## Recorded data
==========

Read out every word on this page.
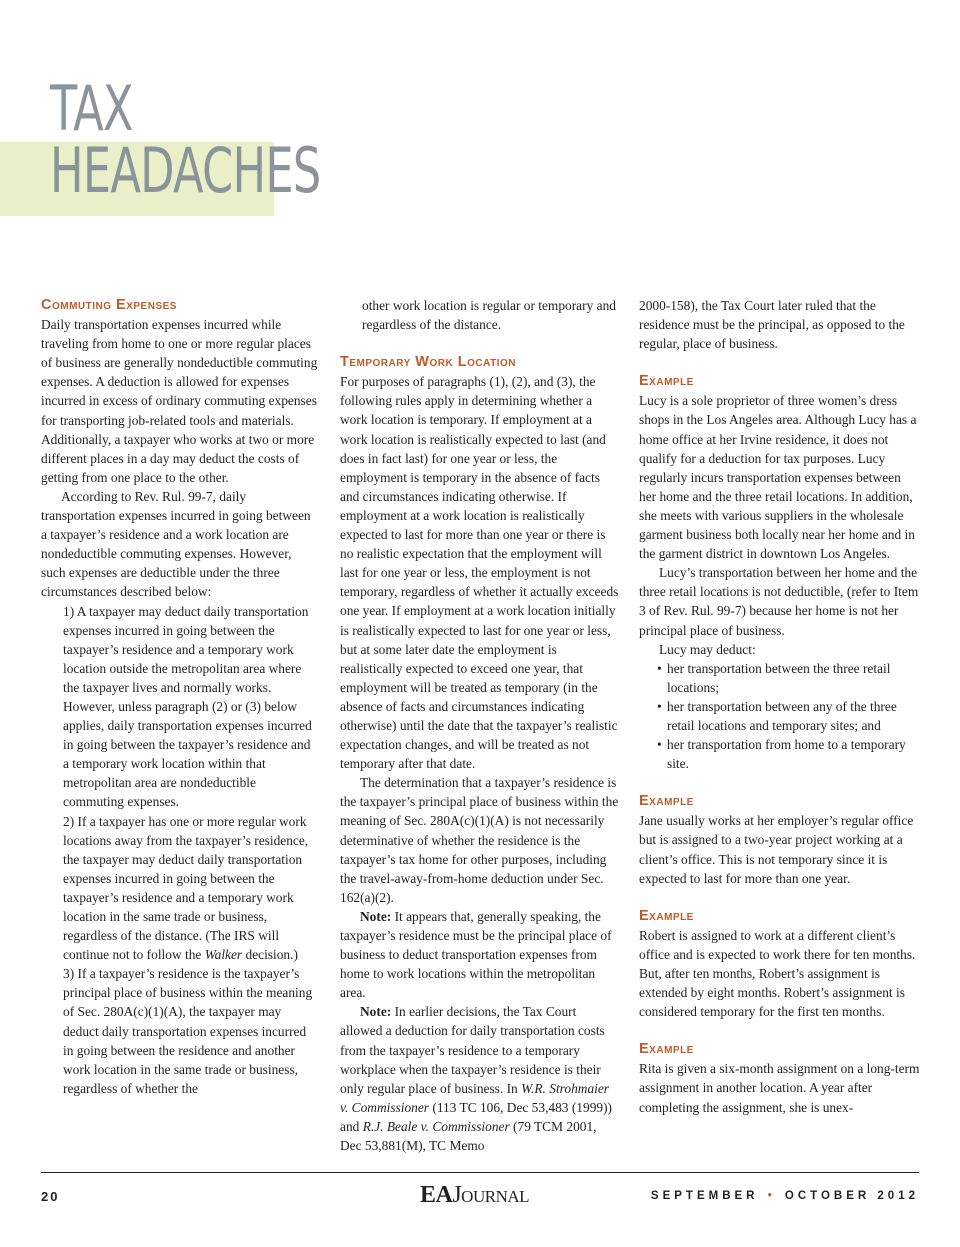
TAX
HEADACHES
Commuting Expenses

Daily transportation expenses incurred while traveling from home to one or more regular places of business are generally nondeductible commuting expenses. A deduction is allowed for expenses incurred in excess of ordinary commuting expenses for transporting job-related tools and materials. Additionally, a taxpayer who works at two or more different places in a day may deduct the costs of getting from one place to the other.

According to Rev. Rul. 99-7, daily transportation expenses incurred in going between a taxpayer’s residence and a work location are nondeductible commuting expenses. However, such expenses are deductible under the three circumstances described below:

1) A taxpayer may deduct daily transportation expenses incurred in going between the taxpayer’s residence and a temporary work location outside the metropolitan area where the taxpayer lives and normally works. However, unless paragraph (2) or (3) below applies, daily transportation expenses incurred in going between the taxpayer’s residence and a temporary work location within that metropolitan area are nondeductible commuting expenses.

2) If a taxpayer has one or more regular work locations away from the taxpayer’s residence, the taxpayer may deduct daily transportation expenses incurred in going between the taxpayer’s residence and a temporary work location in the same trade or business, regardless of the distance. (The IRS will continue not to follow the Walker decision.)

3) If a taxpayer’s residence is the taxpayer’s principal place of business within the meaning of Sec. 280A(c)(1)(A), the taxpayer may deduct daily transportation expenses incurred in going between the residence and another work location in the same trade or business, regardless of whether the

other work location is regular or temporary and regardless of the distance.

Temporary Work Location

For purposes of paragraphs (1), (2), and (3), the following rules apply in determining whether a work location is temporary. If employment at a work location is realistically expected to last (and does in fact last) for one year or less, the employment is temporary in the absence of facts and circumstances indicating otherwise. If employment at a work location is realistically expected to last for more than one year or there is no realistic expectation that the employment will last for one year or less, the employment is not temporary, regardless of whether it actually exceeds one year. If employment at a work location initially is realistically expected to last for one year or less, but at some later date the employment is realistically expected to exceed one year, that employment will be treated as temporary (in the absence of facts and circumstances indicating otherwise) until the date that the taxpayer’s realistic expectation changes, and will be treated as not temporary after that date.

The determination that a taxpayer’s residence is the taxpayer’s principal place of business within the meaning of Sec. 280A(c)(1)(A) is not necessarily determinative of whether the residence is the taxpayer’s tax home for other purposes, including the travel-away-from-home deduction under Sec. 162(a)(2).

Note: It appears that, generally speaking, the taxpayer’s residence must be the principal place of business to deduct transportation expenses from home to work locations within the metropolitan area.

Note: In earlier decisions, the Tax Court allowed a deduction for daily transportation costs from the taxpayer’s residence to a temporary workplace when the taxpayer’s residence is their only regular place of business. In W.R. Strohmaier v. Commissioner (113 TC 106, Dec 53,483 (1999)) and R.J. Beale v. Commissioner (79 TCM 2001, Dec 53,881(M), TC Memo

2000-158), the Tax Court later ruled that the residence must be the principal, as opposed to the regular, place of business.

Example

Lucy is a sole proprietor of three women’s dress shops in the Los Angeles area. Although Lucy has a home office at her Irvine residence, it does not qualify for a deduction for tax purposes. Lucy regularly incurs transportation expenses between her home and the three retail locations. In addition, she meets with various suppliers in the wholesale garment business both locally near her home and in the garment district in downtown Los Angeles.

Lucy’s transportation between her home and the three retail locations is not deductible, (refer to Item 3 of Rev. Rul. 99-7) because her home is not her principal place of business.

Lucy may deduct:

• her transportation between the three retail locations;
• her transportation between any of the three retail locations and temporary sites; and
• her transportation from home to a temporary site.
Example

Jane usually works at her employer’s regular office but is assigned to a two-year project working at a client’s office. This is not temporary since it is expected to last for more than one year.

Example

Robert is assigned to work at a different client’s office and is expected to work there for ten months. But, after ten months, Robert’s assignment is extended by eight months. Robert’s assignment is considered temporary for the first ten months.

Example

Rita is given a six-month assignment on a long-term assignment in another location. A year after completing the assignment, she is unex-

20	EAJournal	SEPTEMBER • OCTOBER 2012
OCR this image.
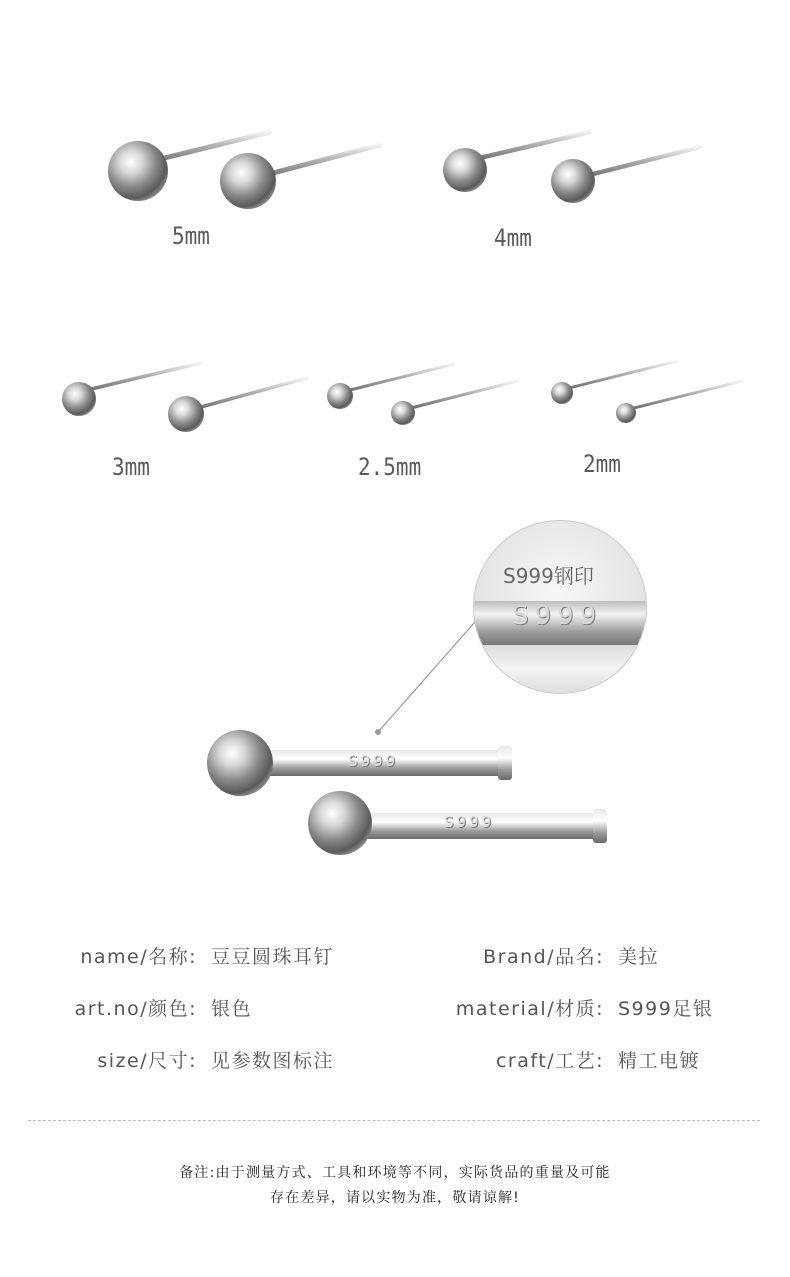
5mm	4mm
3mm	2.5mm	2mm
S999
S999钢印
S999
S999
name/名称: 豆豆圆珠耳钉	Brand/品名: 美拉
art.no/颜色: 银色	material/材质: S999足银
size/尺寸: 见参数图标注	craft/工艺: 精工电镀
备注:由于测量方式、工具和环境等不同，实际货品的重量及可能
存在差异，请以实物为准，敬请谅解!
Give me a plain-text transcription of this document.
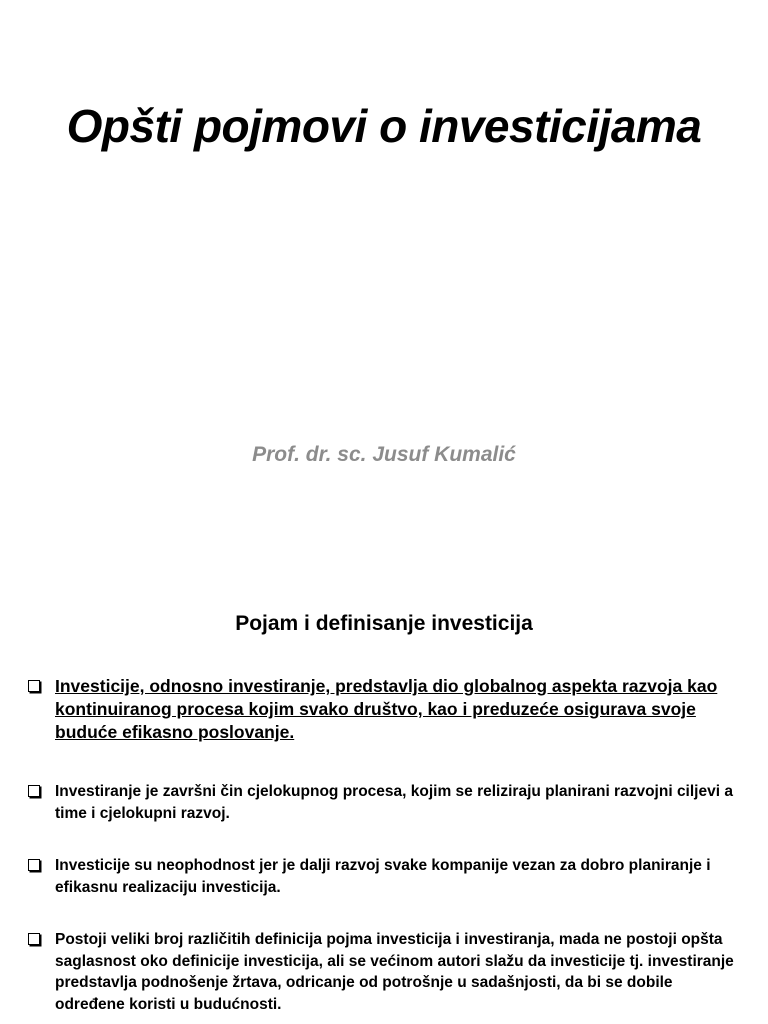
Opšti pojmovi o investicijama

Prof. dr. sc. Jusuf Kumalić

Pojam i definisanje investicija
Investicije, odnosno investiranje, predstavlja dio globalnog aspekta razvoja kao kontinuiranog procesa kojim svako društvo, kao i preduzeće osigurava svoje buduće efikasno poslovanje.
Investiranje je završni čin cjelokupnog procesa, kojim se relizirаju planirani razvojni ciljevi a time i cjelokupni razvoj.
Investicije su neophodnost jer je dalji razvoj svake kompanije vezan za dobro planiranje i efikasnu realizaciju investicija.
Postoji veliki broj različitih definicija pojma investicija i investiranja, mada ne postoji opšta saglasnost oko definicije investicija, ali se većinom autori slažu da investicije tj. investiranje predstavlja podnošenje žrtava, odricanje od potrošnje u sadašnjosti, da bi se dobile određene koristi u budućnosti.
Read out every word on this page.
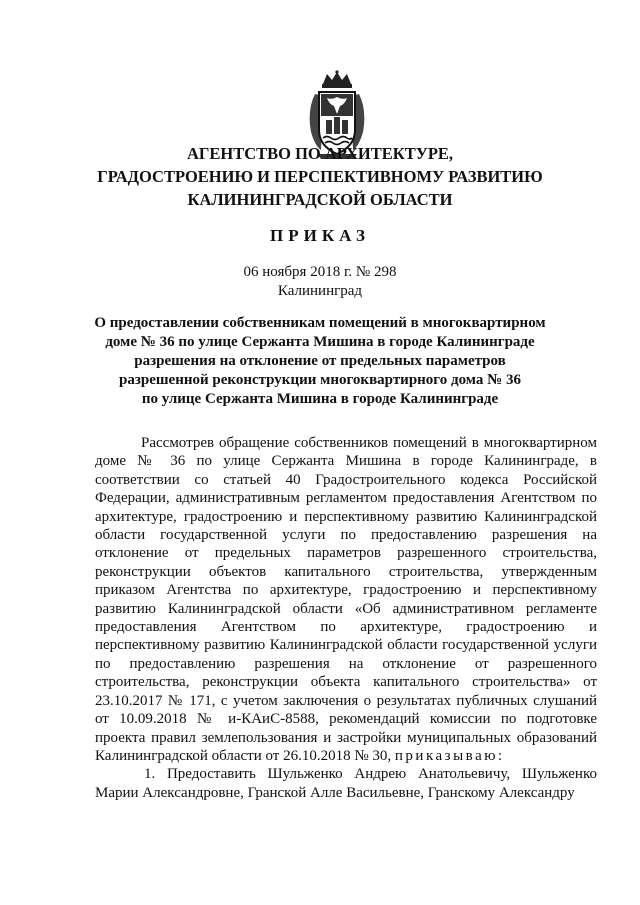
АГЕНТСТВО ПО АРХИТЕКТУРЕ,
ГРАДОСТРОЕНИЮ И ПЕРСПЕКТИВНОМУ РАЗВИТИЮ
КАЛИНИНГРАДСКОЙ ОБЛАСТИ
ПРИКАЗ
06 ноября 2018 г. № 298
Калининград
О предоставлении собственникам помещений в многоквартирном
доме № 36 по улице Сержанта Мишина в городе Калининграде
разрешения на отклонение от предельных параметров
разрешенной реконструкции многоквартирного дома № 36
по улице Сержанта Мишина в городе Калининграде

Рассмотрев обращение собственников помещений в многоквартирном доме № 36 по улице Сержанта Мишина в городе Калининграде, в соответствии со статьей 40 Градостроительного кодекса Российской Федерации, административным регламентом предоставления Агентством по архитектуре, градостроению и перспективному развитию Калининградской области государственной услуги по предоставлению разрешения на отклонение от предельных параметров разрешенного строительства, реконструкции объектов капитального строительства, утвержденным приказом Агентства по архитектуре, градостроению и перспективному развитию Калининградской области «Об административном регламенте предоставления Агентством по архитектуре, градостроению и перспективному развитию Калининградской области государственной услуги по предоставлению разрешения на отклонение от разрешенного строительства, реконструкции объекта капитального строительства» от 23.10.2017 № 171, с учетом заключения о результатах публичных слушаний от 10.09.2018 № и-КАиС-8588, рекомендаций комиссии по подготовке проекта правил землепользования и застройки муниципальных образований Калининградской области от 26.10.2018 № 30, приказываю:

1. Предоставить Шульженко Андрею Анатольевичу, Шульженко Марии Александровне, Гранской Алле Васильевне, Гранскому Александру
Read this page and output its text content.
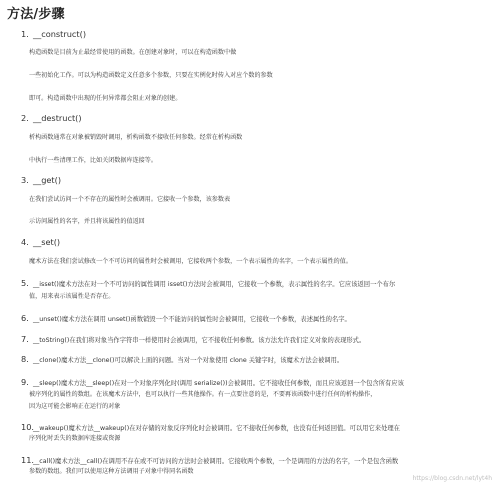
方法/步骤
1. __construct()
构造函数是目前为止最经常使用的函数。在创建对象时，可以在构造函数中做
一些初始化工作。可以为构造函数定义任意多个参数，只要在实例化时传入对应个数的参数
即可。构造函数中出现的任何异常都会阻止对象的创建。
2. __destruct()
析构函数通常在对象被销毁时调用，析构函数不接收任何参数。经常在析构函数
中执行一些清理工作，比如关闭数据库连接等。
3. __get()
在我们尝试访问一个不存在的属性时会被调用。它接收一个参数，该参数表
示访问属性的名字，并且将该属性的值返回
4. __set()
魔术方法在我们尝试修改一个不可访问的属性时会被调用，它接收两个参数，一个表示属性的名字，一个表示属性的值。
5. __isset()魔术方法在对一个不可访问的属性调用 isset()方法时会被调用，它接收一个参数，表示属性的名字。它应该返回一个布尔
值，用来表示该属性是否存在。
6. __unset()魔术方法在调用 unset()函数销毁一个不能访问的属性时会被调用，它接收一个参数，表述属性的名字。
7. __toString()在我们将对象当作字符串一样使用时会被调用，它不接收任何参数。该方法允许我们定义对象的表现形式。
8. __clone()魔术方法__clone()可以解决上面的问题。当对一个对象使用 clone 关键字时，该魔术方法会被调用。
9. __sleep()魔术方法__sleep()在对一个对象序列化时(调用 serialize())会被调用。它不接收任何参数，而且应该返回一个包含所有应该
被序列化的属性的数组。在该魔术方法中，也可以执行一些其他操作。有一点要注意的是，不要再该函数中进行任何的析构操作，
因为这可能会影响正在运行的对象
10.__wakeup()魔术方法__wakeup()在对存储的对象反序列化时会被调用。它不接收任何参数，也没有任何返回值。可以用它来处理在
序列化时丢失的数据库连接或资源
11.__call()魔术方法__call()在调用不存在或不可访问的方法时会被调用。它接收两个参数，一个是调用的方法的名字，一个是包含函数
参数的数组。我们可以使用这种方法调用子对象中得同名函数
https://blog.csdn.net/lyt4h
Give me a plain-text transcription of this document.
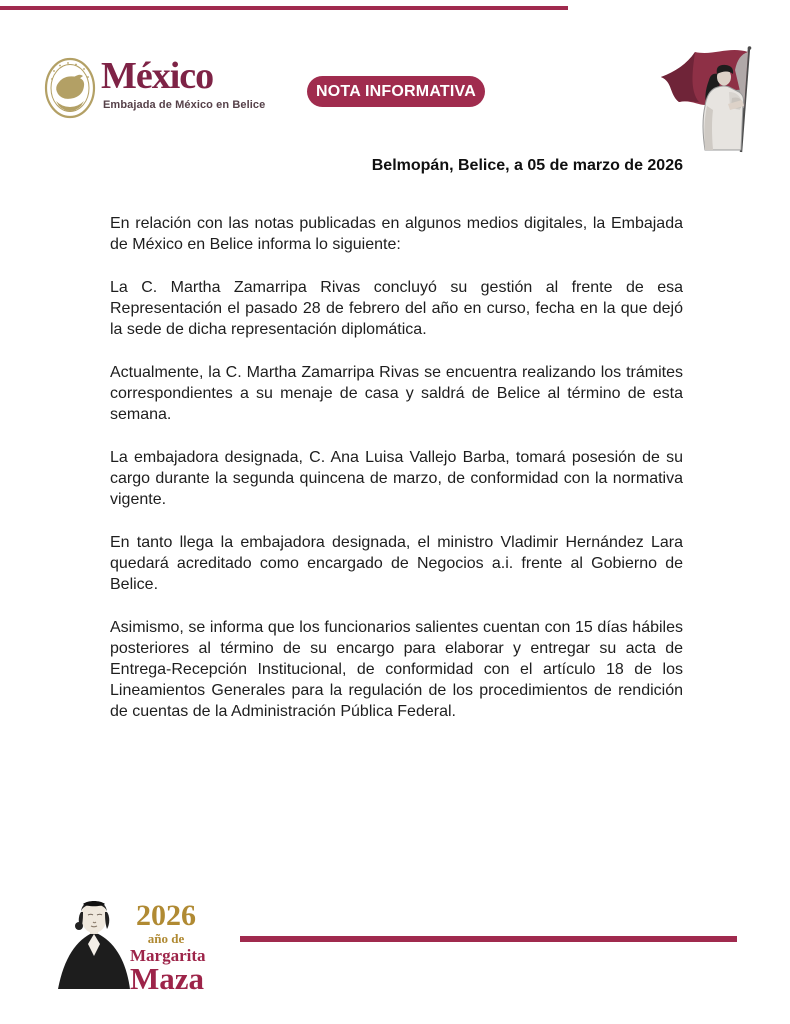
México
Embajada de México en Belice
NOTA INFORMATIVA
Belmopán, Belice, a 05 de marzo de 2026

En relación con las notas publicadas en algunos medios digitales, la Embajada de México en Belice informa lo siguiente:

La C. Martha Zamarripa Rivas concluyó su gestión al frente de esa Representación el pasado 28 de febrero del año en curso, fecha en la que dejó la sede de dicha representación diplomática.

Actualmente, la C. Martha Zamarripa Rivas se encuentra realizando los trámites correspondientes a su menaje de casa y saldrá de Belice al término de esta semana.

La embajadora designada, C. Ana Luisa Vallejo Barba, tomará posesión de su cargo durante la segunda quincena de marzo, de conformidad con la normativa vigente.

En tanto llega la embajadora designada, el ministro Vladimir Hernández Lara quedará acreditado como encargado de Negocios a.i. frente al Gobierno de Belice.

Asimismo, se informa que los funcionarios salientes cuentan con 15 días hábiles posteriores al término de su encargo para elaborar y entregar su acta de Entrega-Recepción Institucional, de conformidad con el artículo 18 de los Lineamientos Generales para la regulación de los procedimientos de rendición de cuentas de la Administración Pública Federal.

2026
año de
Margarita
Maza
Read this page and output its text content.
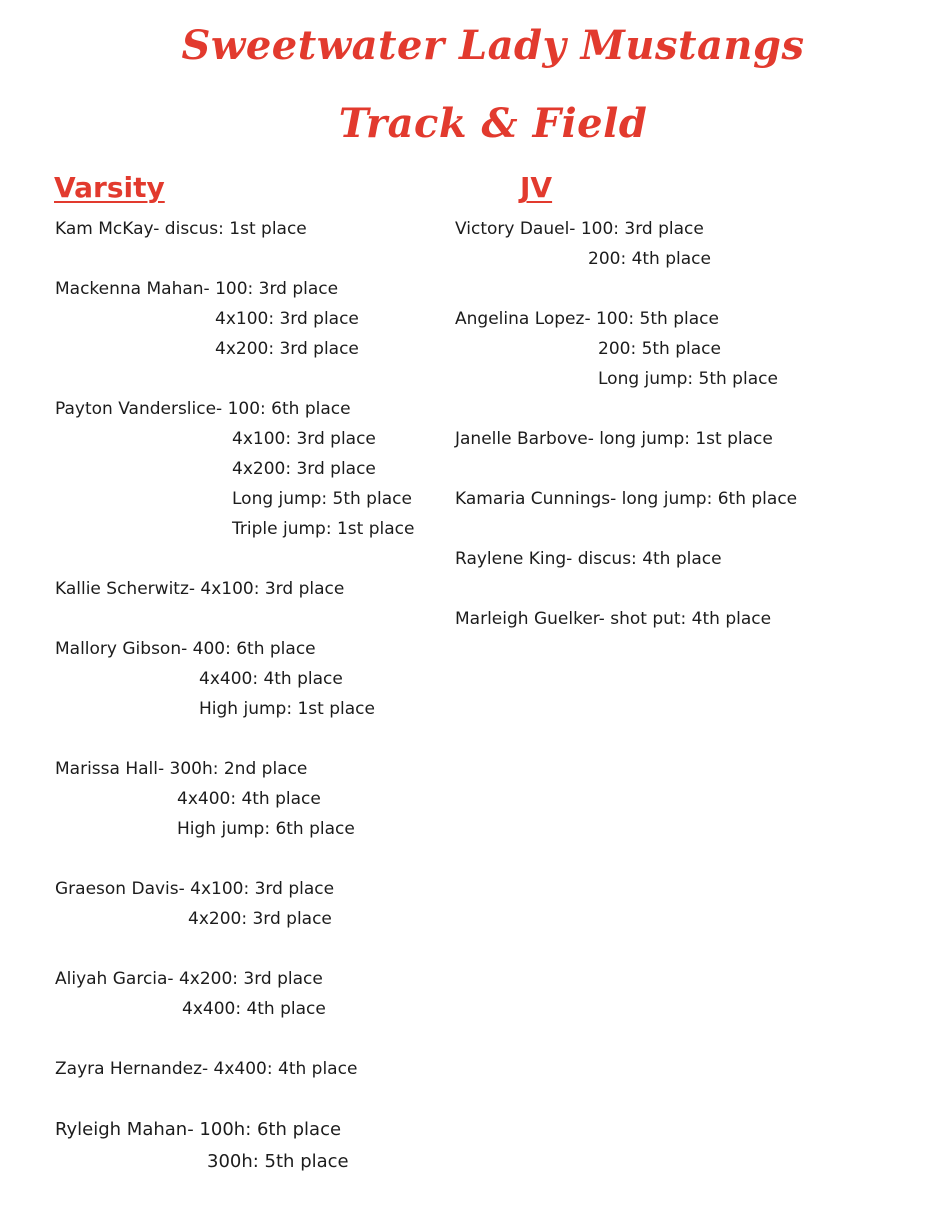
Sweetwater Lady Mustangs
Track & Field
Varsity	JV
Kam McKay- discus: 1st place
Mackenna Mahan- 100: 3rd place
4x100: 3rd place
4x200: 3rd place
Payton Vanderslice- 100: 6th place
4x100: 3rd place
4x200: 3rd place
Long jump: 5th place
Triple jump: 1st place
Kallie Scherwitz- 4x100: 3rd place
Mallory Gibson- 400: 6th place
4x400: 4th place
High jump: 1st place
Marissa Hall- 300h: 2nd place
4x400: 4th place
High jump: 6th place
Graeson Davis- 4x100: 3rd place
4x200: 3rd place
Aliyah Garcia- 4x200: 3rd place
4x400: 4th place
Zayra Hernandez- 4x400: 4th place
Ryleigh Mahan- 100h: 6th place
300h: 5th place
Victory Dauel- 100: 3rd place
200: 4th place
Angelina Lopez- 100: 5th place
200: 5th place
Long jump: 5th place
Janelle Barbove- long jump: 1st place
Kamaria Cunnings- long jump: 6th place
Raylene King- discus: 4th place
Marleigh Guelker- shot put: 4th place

==========

## Your goal
Gather each line from the entries above that includes the word "它接收两个参数".

## The completed task
魔术方法在我们尝试修改一个不可访问的属性时会被调用，它接收两个参数，一个表示属性的名字，一个表示属性的值。
11.__call()魔术方法__call()在调用不存在或不可访问的方法时会被调用。它接收两个参数，一个是调用的方法的名字，一个是包含函数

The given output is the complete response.